-- RECORDS FOR THIS TASK follows --

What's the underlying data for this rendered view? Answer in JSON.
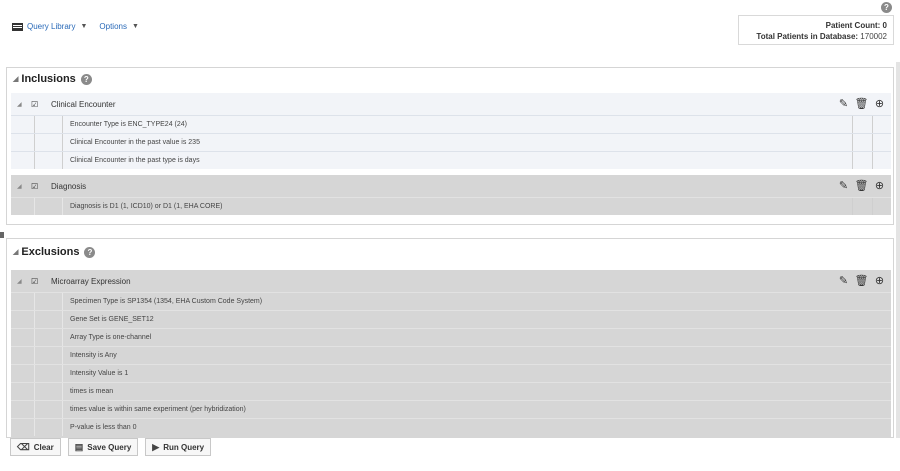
{
  "header": {
    "menu": [
      {
        "label": "Query Library",
        "icon": "library-icon"
      },
      {
        "label": "Options"
      }
    ],
    "help_icon": "?",
    "patient_count_label": "Patient Count:",
    "patient_count_value": "0",
    "total_patients_label": "Total Patients in Database:",
    "total_patients_value": "170002"
  },
  "inclusions": {
    "title": "Inclusions",
    "groups": [
      {
        "name": "Clinical Encounter",
        "conditions": [
          "Encounter Type is ENC_TYPE24 (24)",
          "Clinical Encounter in the past value is 235",
          "Clinical Encounter in the past type is days"
        ]
      },
      {
        "name": "Diagnosis",
        "conditions": [
          "Diagnosis is D1 (1, ICD10) or D1 (1, EHA CORE)"
        ]
      }
    ]
  },
  "exclusions": {
    "title": "Exclusions",
    "groups": [
      {
        "name": "Microarray Expression",
        "conditions": [
          "Specimen Type is SP1354 (1354, EHA Custom Code System)",
          "Gene Set is GENE_SET12",
          "Array Type is one-channel",
          "Intensity is Any",
          "Intensity Value is 1",
          "times is mean",
          "times value is within same experiment (per hybridization)",
          "P-value is less than 0"
        ]
      }
    ]
  },
  "footer": {
    "buttons": [
      {
        "label": "Clear",
        "icon": "eraser-icon"
      },
      {
        "label": "Save Query",
        "icon": "save-icon"
      },
      {
        "label": "Run Query",
        "icon": "run-icon"
      }
    ]
  },
  "colors": {
    "link": "#2a6ab8",
    "selected_group_bg": "#d6d6d6",
    "light_group_bg": "#f2f4f8"
  }
}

-- RECORDS FOR THIS TASK concluded --

▶ **TO DO**
Word for word, set down each record shown above, omitting the pictures.

▶ **THE COMPLETED TASK**
What's the underlying data for this rendered view? Answer in JSON.
{
  "header": {
    "menu": [
      {
        "label": "Query Library",
        "icon": "library-icon"
      },
      {
        "label": "Options"
      }
    ],
    "help_icon": "?",
    "patient_count_label": "Patient Count:",
    "patient_count_value": "0",
    "total_patients_label": "Total Patients in Database:",
    "total_patients_value": "170002"
  },
  "inclusions": {
    "title": "Inclusions",
    "groups": [
      {
        "name": "Clinical Encounter",
        "conditions": [
          "Encounter Type is ENC_TYPE24 (24)",
          "Clinical Encounter in the past value is 235",
          "Clinical Encounter in the past type is days"
        ]
      },
      {
        "name": "Diagnosis",
        "conditions": [
          "Diagnosis is D1 (1, ICD10) or D1 (1, EHA CORE)"
        ]
      }
    ]
  },
  "exclusions": {
    "title": "Exclusions",
    "groups": [
      {
        "name": "Microarray Expression",
        "conditions": [
          "Specimen Type is SP1354 (1354, EHA Custom Code System)",
          "Gene Set is GENE_SET12",
          "Array Type is one-channel",
          "Intensity is Any",
          "Intensity Value is 1",
          "times is mean",
          "times value is within same experiment (per hybridization)",
          "P-value is less than 0"
        ]
      }
    ]
  },
  "footer": {
    "buttons": [
      {
        "label": "Clear",
        "icon": "eraser-icon"
      },
      {
        "label": "Save Query",
        "icon": "save-icon"
      },
      {
        "label": "Run Query",
        "icon": "run-icon"
      }
    ]
  },
  "colors": {
    "link": "#2a6ab8",
    "selected_group_bg": "#d6d6d6",
    "light_group_bg": "#f2f4f8"
  }
}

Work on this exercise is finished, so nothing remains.